[PyTorch 2.2.2-1.5.11-SNAPSHOT] Training produces poor MNIST model on Windows
haifengl opened this issue · 7 comments
On macOS and Linux, PyTorch 2.2.2 training with MNIST produces good models that has training accuracy > 90%. However, the same code reports very low accuracy (about 11%) on Windows. The same code works fine with 2.2.1 on Windows. You can run your sample code to reproduce the issue. The below code is to calculate the accuracy:
net.eval();
int correct = 0;
int n = 0;
for (ExampleIterator it = dataLoader.begin(); !it.equals(dataLoader.end()); it = it.increment()) {
Example batch = it.access();
var output = net.forward(batch.data());
var prediction = output.argmax(new LongOptional(1), false);
correct += prediction.eq(batch.target()).sum().item_int();
n += batch.target().size(0);
// Explicitly free native memory
batch.close();
}
System.out.format("Training accuracy = %.2f%%\n", 100.0 * correct / n);
Is it the same with 2.3.0-1.5.11-SNAPSHOT?
2.3.0 doesn't work on Windows. Failed to load jnitorch.dll
. I think that it is the same issue as #1500.
That's strange. the missing library has been added to javacpp, not to pytorch presets.
Anyway I see that the convergence is still abnormal on windows with 2.3.0, like with 2.2.2. It was good on 2.2.1.
I'll try to find out what's happening.
No idea why pytorch 2.2.2 would find liomp140 and not pytorch 2.3.0.
Anyway, there is obviously a problem with this library. The sample MNIST code gives sensible results only if we set OMP_NUM_THREADS
to 1.
I see that the Pytorch team recommend the Intel version (iomp) and that's what they ship with official libtorch.
So I think we must tweek the build on windows to link with iomp instead of what cmake finds by default.
So, after many experiments and code investigations, it turns out that, when the github runner was upgraded with a new version of Visual Studio (about 2 months ago, when we merged Pytorch 2.2.2) the Windows build of libtorch
linked to both the legacy vcomp
and the newer (simd compatible) libomp
libraries. This is the reason for the wrong computation results.

STATED EXERCISE
Please transcribe the passage of the issue thread above about MNIST training on Windows, starting at "2.3.0 doesn't work" and ending at "good on 2.2.1.".

PROVIDED MATERIAL
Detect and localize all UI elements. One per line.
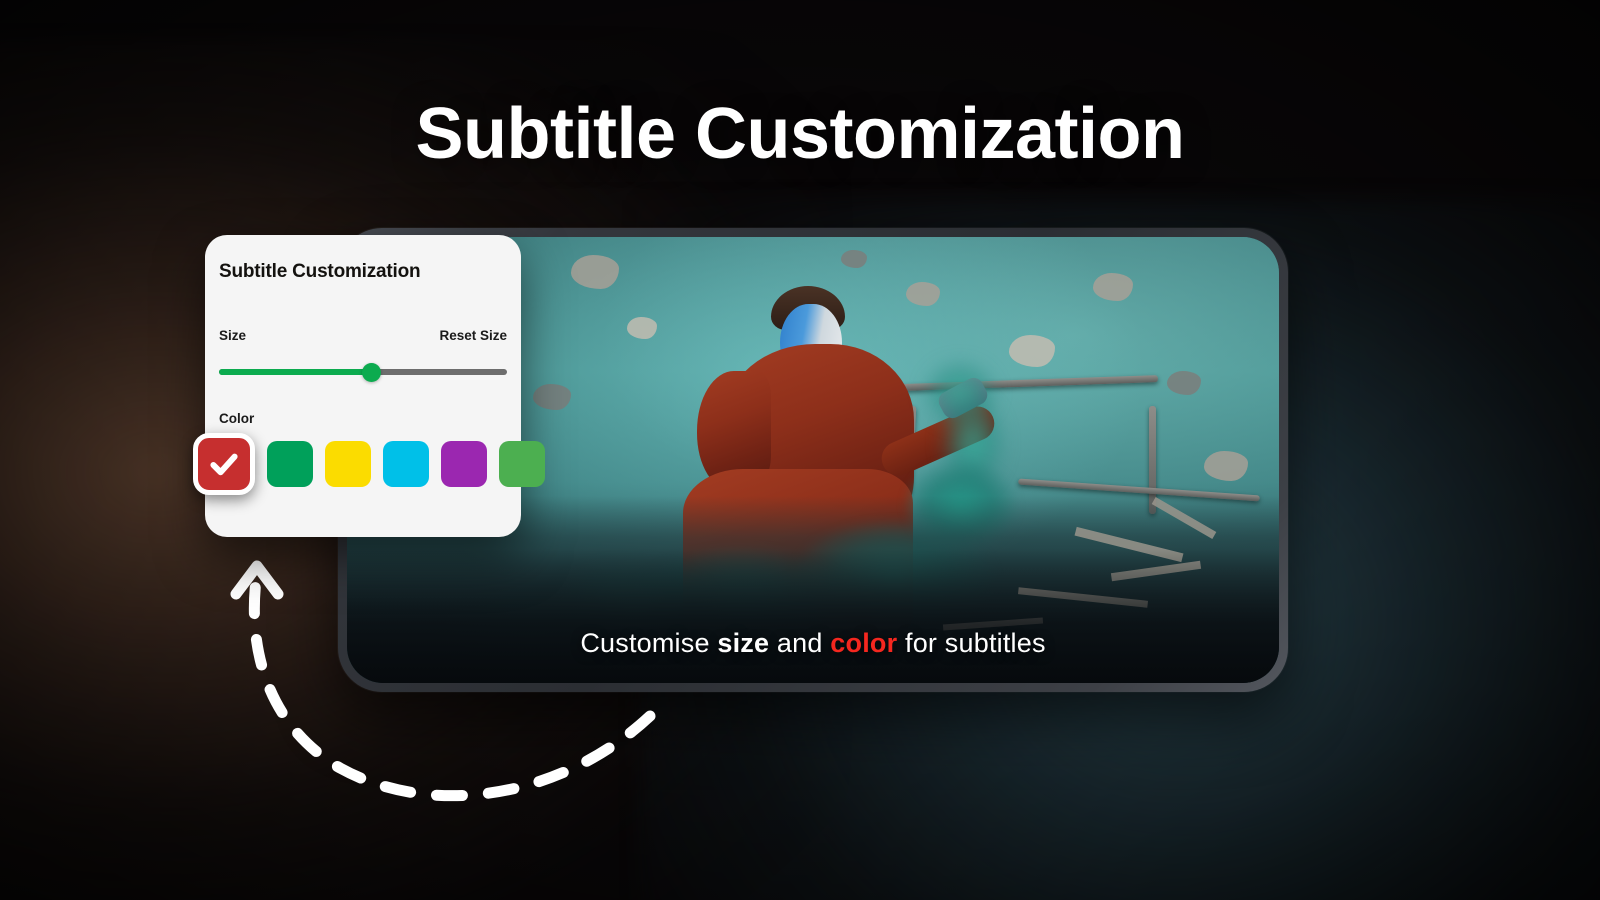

RESPONSE TO THIS TASK
2.3.0 doesn't work on Windows. Failed to load jnitorch.dll
. I think that it is the same issue as #1500.
That's strange. the missing library has been added to javacpp, not to pytorch presets.
Anyway I see that the convergence is still abnormal on windows with 2.3.0, like with 2.2.2. It was good on 2.2.1.